* [Task to complete]: Please quote the material exactly, every line of it.

....

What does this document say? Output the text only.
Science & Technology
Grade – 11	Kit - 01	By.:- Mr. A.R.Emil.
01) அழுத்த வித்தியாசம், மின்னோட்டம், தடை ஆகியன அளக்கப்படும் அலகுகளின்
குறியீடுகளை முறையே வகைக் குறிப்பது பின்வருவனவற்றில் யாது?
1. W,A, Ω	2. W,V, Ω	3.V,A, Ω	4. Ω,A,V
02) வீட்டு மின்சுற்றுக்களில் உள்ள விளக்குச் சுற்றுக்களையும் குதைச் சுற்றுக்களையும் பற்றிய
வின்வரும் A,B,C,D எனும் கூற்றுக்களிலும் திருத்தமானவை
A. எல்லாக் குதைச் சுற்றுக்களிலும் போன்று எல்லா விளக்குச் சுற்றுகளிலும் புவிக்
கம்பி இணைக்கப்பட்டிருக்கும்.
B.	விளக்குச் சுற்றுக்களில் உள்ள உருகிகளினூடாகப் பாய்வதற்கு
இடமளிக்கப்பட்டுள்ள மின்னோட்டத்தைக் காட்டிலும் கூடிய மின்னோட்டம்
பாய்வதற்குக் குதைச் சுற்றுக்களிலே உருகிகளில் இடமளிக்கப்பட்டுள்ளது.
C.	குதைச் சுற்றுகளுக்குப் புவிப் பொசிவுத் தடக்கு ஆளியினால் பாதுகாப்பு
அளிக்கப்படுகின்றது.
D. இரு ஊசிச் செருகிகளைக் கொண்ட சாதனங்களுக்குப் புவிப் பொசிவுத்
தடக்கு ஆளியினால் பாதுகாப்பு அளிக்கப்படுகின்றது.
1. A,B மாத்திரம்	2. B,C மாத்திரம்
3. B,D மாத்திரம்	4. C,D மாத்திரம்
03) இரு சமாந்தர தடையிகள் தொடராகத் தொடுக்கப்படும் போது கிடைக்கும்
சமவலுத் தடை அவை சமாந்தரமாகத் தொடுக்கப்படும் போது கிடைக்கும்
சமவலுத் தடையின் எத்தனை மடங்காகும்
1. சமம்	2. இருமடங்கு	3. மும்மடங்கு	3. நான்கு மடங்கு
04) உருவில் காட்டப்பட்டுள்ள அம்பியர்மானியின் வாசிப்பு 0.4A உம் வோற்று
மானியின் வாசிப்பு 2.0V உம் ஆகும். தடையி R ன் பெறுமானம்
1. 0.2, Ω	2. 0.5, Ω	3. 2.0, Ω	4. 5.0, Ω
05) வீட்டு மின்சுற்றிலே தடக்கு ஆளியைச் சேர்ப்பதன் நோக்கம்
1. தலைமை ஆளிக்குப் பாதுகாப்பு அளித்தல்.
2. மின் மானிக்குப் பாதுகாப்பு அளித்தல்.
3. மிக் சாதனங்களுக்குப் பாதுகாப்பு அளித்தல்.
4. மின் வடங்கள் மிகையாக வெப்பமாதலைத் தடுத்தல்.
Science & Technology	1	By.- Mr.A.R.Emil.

....

* [Exercise response]:
What does this document say? Output the text only.
Science & Technology
Grade – 11	Kit - 01	By.:- Mr. A.R.Emil.
01) அழுத்த வித்தியாசம், மின்னோட்டம், தடை ஆகியன அளக்கப்படும் அலகுகளின்
குறியீடுகளை முறையே வகைக் குறிப்பது பின்வருவனவற்றில் யாது?
1. W,A, Ω	2. W,V, Ω	3.V,A, Ω	4. Ω,A,V
02) வீட்டு மின்சுற்றுக்களில் உள்ள விளக்குச் சுற்றுக்களையும் குதைச் சுற்றுக்களையும் பற்றிய
வின்வரும் A,B,C,D எனும் கூற்றுக்களிலும் திருத்தமானவை
A. எல்லாக் குதைச் சுற்றுக்களிலும் போன்று எல்லா விளக்குச் சுற்றுகளிலும் புவிக்
கம்பி இணைக்கப்பட்டிருக்கும்.
B.	விளக்குச் சுற்றுக்களில் உள்ள உருகிகளினூடாகப் பாய்வதற்கு
இடமளிக்கப்பட்டுள்ள மின்னோட்டத்தைக் காட்டிலும் கூடிய மின்னோட்டம்
பாய்வதற்குக் குதைச் சுற்றுக்களிலே உருகிகளில் இடமளிக்கப்பட்டுள்ளது.
C.	குதைச் சுற்றுகளுக்குப் புவிப் பொசிவுத் தடக்கு ஆளியினால் பாதுகாப்பு
அளிக்கப்படுகின்றது.
D. இரு ஊசிச் செருகிகளைக் கொண்ட சாதனங்களுக்குப் புவிப் பொசிவுத்
தடக்கு ஆளியினால் பாதுகாப்பு அளிக்கப்படுகின்றது.
1. A,B மாத்திரம்	2. B,C மாத்திரம்
3. B,D மாத்திரம்	4. C,D மாத்திரம்
03) இரு சமாந்தர தடையிகள் தொடராகத் தொடுக்கப்படும் போது கிடைக்கும்
சமவலுத் தடை அவை சமாந்தரமாகத் தொடுக்கப்படும் போது கிடைக்கும்
சமவலுத் தடையின் எத்தனை மடங்காகும்
1. சமம்	2. இருமடங்கு	3. மும்மடங்கு	3. நான்கு மடங்கு
04) உருவில் காட்டப்பட்டுள்ள அம்பியர்மானியின் வாசிப்பு 0.4A உம் வோற்று
மானியின் வாசிப்பு 2.0V உம் ஆகும். தடையி R ன் பெறுமானம்
1. 0.2, Ω	2. 0.5, Ω	3. 2.0, Ω	4. 5.0, Ω
05) வீட்டு மின்சுற்றிலே தடக்கு ஆளியைச் சேர்ப்பதன் நோக்கம்
1. தலைமை ஆளிக்குப் பாதுகாப்பு அளித்தல்.
2. மின் மானிக்குப் பாதுகாப்பு அளித்தல்.
3. மிக் சாதனங்களுக்குப் பாதுகாப்பு அளித்தல்.
4. மின் வடங்கள் மிகையாக வெப்பமாதலைத் தடுத்தல்.
Science & Technology	1	By.- Mr.A.R.Emil.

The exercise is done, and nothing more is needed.